--- START Records ---

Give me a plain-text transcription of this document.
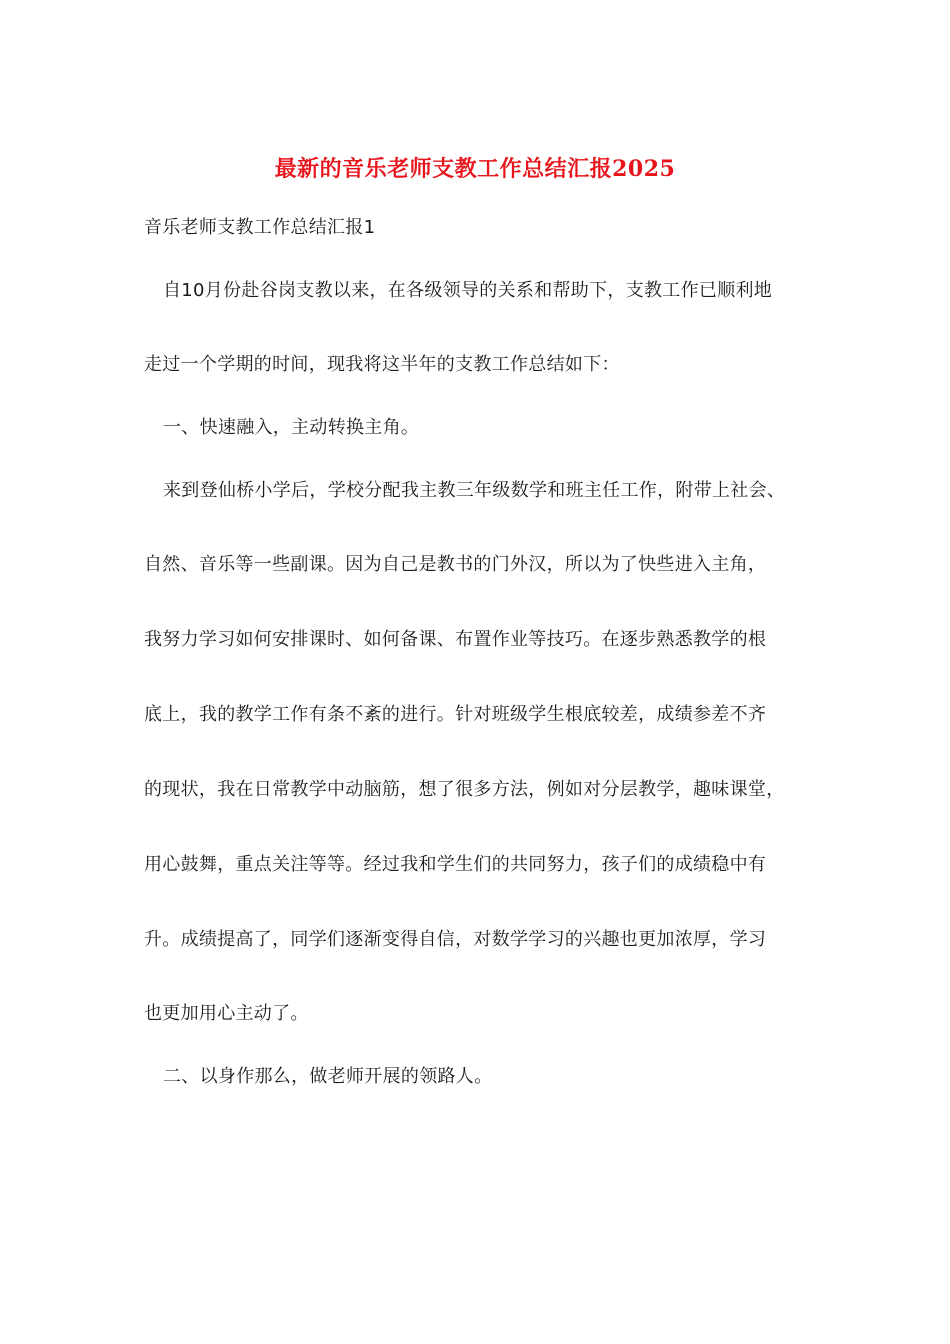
最新的音乐老师支教工作总结汇报2025
音乐老师支教工作总结汇报1
自10月份赴谷岗支教以来，在各级领导的关系和帮助下，支教工作已顺利地
走过一个学期的时间，现我将这半年的支教工作总结如下：
一、快速融入，主动转换主角。
来到登仙桥小学后，学校分配我主教三年级数学和班主任工作，附带上社会、
自然、音乐等一些副课。因为自己是教书的门外汉，所以为了快些进入主角，
我努力学习如何安排课时、如何备课、布置作业等技巧。在逐步熟悉教学的根
底上，我的教学工作有条不紊的进行。针对班级学生根底较差，成绩参差不齐
的现状，我在日常教学中动脑筋，想了很多方法，例如对分层教学，趣味课堂，
用心鼓舞，重点关注等等。经过我和学生们的共同努力，孩子们的成绩稳中有
升。成绩提高了，同学们逐渐变得自信，对数学学习的兴趣也更加浓厚，学习
也更加用心主动了。
二、以身作那么，做老师开展的领路人。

--- END Records ---

Give every record again exactly, apart from the pictures, which stay out.

## Full output
Give me a plain-text transcription of this document.
最新的音乐老师支教工作总结汇报2025
音乐老师支教工作总结汇报1
自10月份赴谷岗支教以来，在各级领导的关系和帮助下，支教工作已顺利地
走过一个学期的时间，现我将这半年的支教工作总结如下：
一、快速融入，主动转换主角。
来到登仙桥小学后，学校分配我主教三年级数学和班主任工作，附带上社会、
自然、音乐等一些副课。因为自己是教书的门外汉，所以为了快些进入主角，
我努力学习如何安排课时、如何备课、布置作业等技巧。在逐步熟悉教学的根
底上，我的教学工作有条不紊的进行。针对班级学生根底较差，成绩参差不齐
的现状，我在日常教学中动脑筋，想了很多方法，例如对分层教学，趣味课堂，
用心鼓舞，重点关注等等。经过我和学生们的共同努力，孩子们的成绩稳中有
升。成绩提高了，同学们逐渐变得自信，对数学学习的兴趣也更加浓厚，学习
也更加用心主动了。
二、以身作那么，做老师开展的领路人。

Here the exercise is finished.